Stored data
----------

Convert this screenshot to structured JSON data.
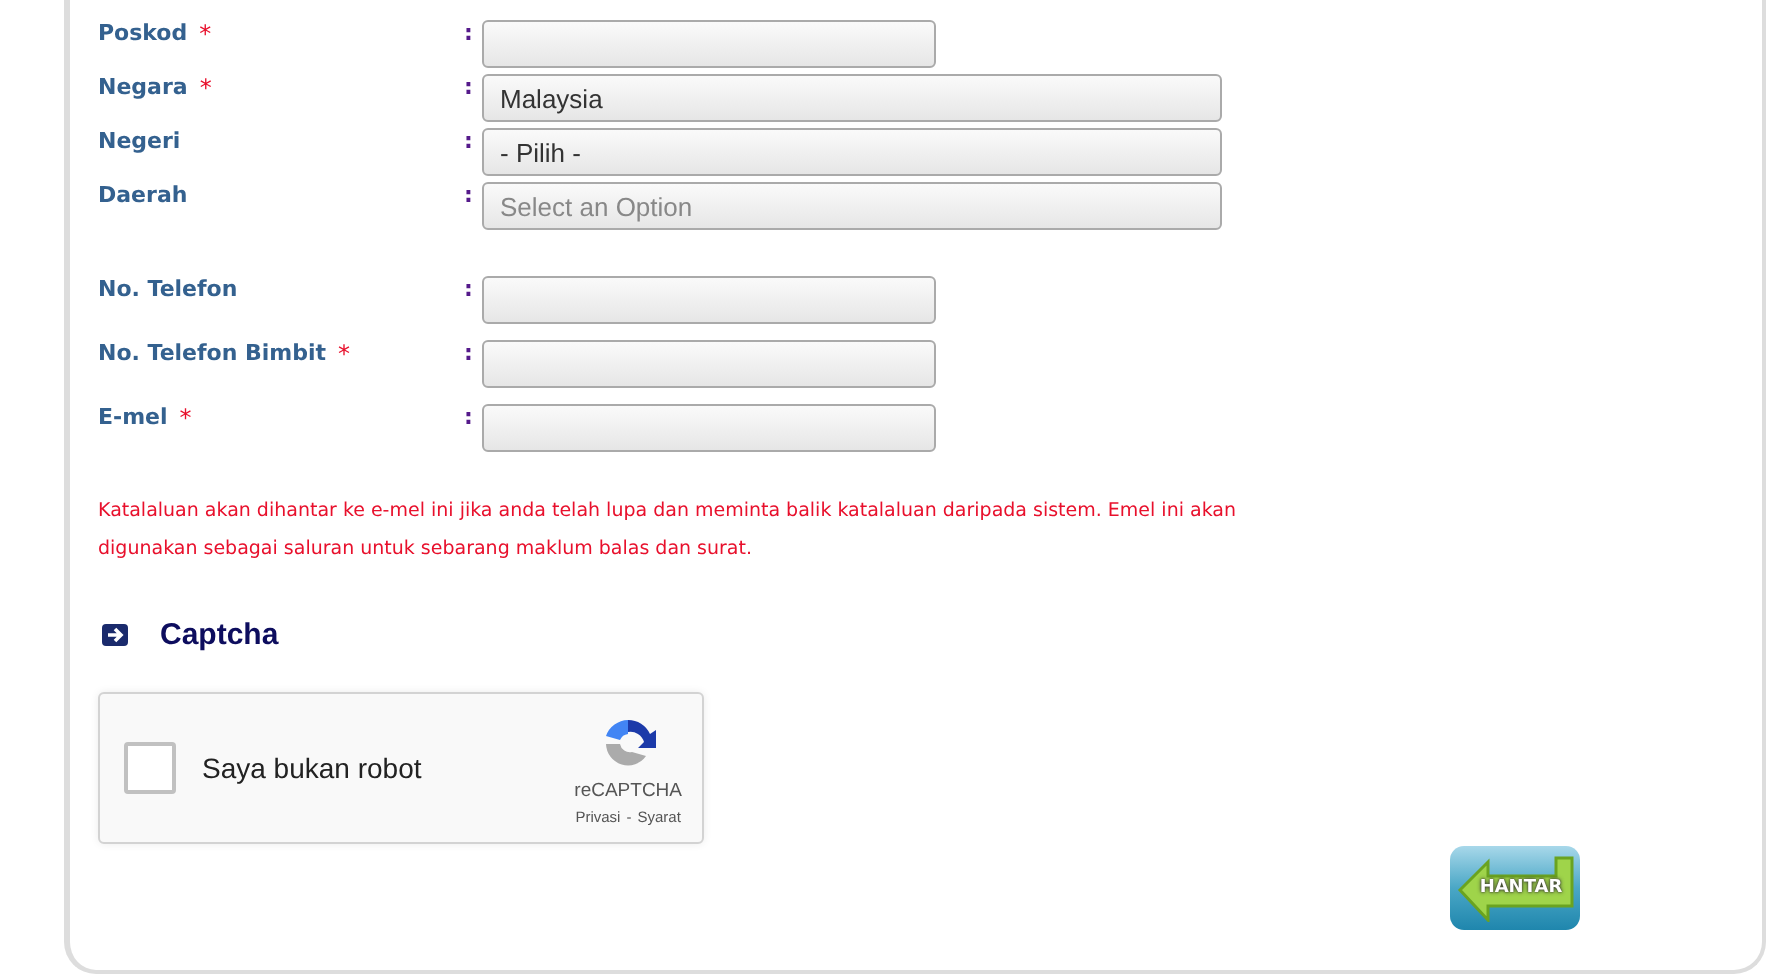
{
  "form": {
    "field_groups": [
      [
        {
          "label": "Poskod",
          "required": true,
          "kind": "text"
        },
        {
          "label": "Negara",
          "required": true,
          "kind": "select",
          "value": "Malaysia"
        },
        {
          "label": "Negeri",
          "required": false,
          "kind": "select",
          "value": "- Pilih -"
        },
        {
          "label": "Daerah",
          "required": false,
          "kind": "select",
          "placeholder": "Select an Option"
        }
      ],
      [
        {
          "label": "No. Telefon",
          "required": false,
          "kind": "text"
        },
        {
          "label": "No. Telefon Bimbit",
          "required": true,
          "kind": "text"
        },
        {
          "label": "E-mel",
          "required": true,
          "kind": "text"
        }
      ]
    ],
    "separator": ":",
    "required_mark": "*",
    "note": "Katalaluan akan dihantar ke e-mel ini jika anda telah lupa dan meminta balik katalaluan daripada sistem. Emel ini akan digunakan sebagai saluran untuk sebarang maklum balas dan surat."
  },
  "captcha": {
    "heading": "Captcha",
    "checked": false,
    "label": "Saya bukan robot",
    "brand": "reCAPTCHA",
    "links": [
      "Privasi",
      "Syarat"
    ],
    "link_separator": "-"
  },
  "submit": {
    "label": "HANTAR"
  }
}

----------

Task description:
Above are records; say how many of their lines contain the word "label", giving only the number.

The output:
9